[Data entries for graphics]
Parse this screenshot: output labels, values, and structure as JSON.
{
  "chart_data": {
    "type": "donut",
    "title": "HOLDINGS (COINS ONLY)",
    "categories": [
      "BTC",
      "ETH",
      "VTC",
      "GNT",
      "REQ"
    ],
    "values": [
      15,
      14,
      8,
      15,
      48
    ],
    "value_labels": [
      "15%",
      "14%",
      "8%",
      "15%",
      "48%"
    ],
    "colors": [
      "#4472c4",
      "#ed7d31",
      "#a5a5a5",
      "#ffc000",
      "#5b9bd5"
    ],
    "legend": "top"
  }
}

#### [WHAT TO DO]
Show every line in the records above that contains the word "values".

#### [RESPONSE FOR THIS EXERCISE]
Parse this screenshot: output labels, values, and structure as JSON.
    "values": [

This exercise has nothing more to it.